**Saved entries**.
┄┄┄┄┄┄┄┄┄┄

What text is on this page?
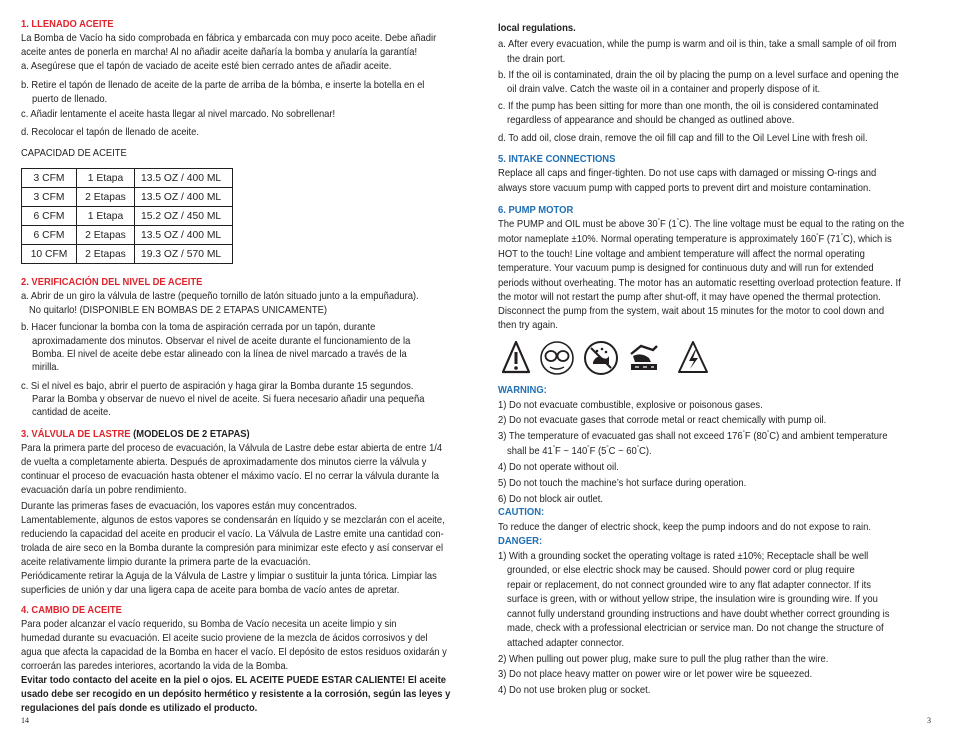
1. LLENADO ACEITE
La Bomba de Vacío ha sido comprobada en fábrica y embarcada con muy poco aceite. Debe añadir
aceite antes de ponerla en marcha! Al no añadir aceite dañaría la bomba y anularía la garantía!
a. Asegúrese que el tapón de vaciado de aceite esté bien cerrado antes de añadir aceite.
b. Retire el tapón de llenado de aceite de la parte de arriba de la bómba, e inserte la botella en el
puerto de llenado.
c. Añadir lentamente el aceite hasta llegar al nivel marcado. No sobrellenar!
d. Recolocar el tapón de llenado de aceite.
CAPACIDAD DE ACEITE
3 CFM	1 Etapa	13.5 OZ / 400 ML
3 CFM	2 Etapas	13.5 OZ / 400 ML
6 CFM	1 Etapa	15.2 OZ / 450 ML
6 CFM	2 Etapas	13.5 OZ / 400 ML
10 CFM	2 Etapas	19.3 OZ / 570 ML
2. VERIFICACIÓN DEL NIVEL DE ACEITE
a. Abrir de un giro la válvula de lastre (pequeño tornillo de latón situado junto a la empuñadura).
No quitarlo! (DISPONIBLE EN BOMBAS DE 2 ETAPAS UNICAMENTE)
b. Hacer funcionar la bomba con la toma de aspiración cerrada por un tapón, durante
aproximadamente dos minutos. Observar el nivel de aceite durante el funcionamiento de la
Bomba. El nivel de aceite debe estar alineado con la línea de nivel marcado a través de la
mirilla.
c. Si el nivel es bajo, abrir el puerto de aspiración y haga girar la Bomba durante 15 segundos.
Parar la Bomba y observar de nuevo el nivel de aceite. Si fuera necesario añadir una pequeña
cantidad de aceite.
3. VÁLVULA DE LASTRE (MODELOS DE 2 ETAPAS)
Para la primera parte del proceso de evacuación, la Válvula de Lastre debe estar abierta de entre 1/4
de vuelta a completamente abierta. Después de aproximadamente dos minutos cierre la válvula y
continuar el proceso de evacuación hasta obtener el máximo vacío. El no cerrar la válvula durante la
evacuación daría un pobre rendimiento.
Durante las primeras fases de evacuación, los vapores están muy concentrados.
Lamentablemente, algunos de estos vapores se condensarán en líquido y se mezclarán con el aceite,
reduciendo la capacidad del aceite en producir el vacío. La Válvula de Lastre emite una cantidad con-
trolada de aire seco en la Bomba durante la compresión para minimizar este efecto y así conservar el
aceite relativamente limpio durante la primera parte de la evacuación.
Periódicamente retirar la Aguja de la Válvula de Lastre y limpiar o sustituir la junta tórica. Limpiar las
superficies de unión y dar una ligera capa de aceite para bomba de vacío antes de apretar.
4. CAMBIO DE ACEITE
Para poder alcanzar el vacío requerido, su Bomba de Vacío necesita un aceite limpio y sin
humedad durante su evacuación. El aceite sucio proviene de la mezcla de ácidos corrosivos y del
agua que afecta la capacidad de la Bomba en hacer el vacío. El depósito de estos residuos oxidarán y
corroerán las paredes interiores, acortando la vida de la Bomba.
Evitar todo contacto del aceite en la piel o ojos. EL ACEITE PUEDE ESTAR CALIENTE! El aceite
usado debe ser recogido en un depósito hermético y resistente a la corrosión, según las leyes y
regulaciones del país donde es utilizado el producto.
14
local regulations.
a. After every evacuation, while the pump is warm and oil is thin, take a small sample of oil from
the drain port.
b. If the oil is contaminated, drain the oil by placing the pump on a level surface and opening the
oil drain valve. Catch the waste oil in a container and properly dispose of it.
c. If the pump has been sitting for more than one month, the oil is considered contaminated
regardless of appearance and should be changed as outlined above.
d. To add oil, close drain, remove the oil fill cap and fill to the Oil Level Line with fresh oil.
5. INTAKE CONNECTIONS
Replace all caps and finger-tighten. Do not use caps with damaged or missing O-rings and
always store vacuum pump with capped ports to prevent dirt and moisture contamination.
6. PUMP MOTOR
The PUMP and OIL must be above 30°F (1°C). The line voltage must be equal to the rating on the
motor nameplate ±10%. Normal operating temperature is approximately 160°F (71°C), which is
HOT to the touch! Line voltage and ambient temperature will affect the normal operating
temperature. Your vacuum pump is designed for continuous duty and will run for extended
periods without overheating. The motor has an automatic resetting overload protection feature. If
the motor will not restart the pump after shut-off, it may have opened the thermal protection.
Disconnect the pump from the system, wait about 15 minutes for the motor to cool down and
then try again.
WARNING:
1) Do not evacuate combustible, explosive or poisonous gases.
2) Do not evacuate gases that corrode metal or react chemically with pump oil.
3) The temperature of evacuated gas shall not exceed 176°F (80°C) and ambient temperature
shall be 41°F ~ 140°F (5°C ~ 60°C).
4) Do not operate without oil.
5) Do not touch the machine’s hot surface during operation.
6) Do not block air outlet.
CAUTION:
To reduce the danger of electric shock, keep the pump indoors and do not expose to rain.
DANGER:
1) With a grounding socket the operating voltage is rated ±10%; Receptacle shall be well
grounded, or else electric shock may be caused. Should power cord or plug require
repair or replacement, do not connect grounded wire to any flat adapter connector. If its
surface is green, with or without yellow stripe, the insulation wire is grounding wire. If you
cannot fully understand grounding instructions and have doubt whether correct grounding is
made, check with a professional electrician or service man. Do not change the structure of
attached adapter connector.
2) When pulling out power plug, make sure to pull the plug rather than the wire.
3) Do not place heavy matter on power wire or let power wire be squeezed.
4) Do not use broken plug or socket.
3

┄┄┄┄┄┄┄┄┄┄

**REQUIRED WORK**.
In the records above, locate the lines holding the word "grounded". Copy each of them.

**SOLVED PROBLEM**.
grounded, or else electric shock may be caused. Should power cord or plug require
repair or replacement, do not connect grounded wire to any flat adapter connector. If its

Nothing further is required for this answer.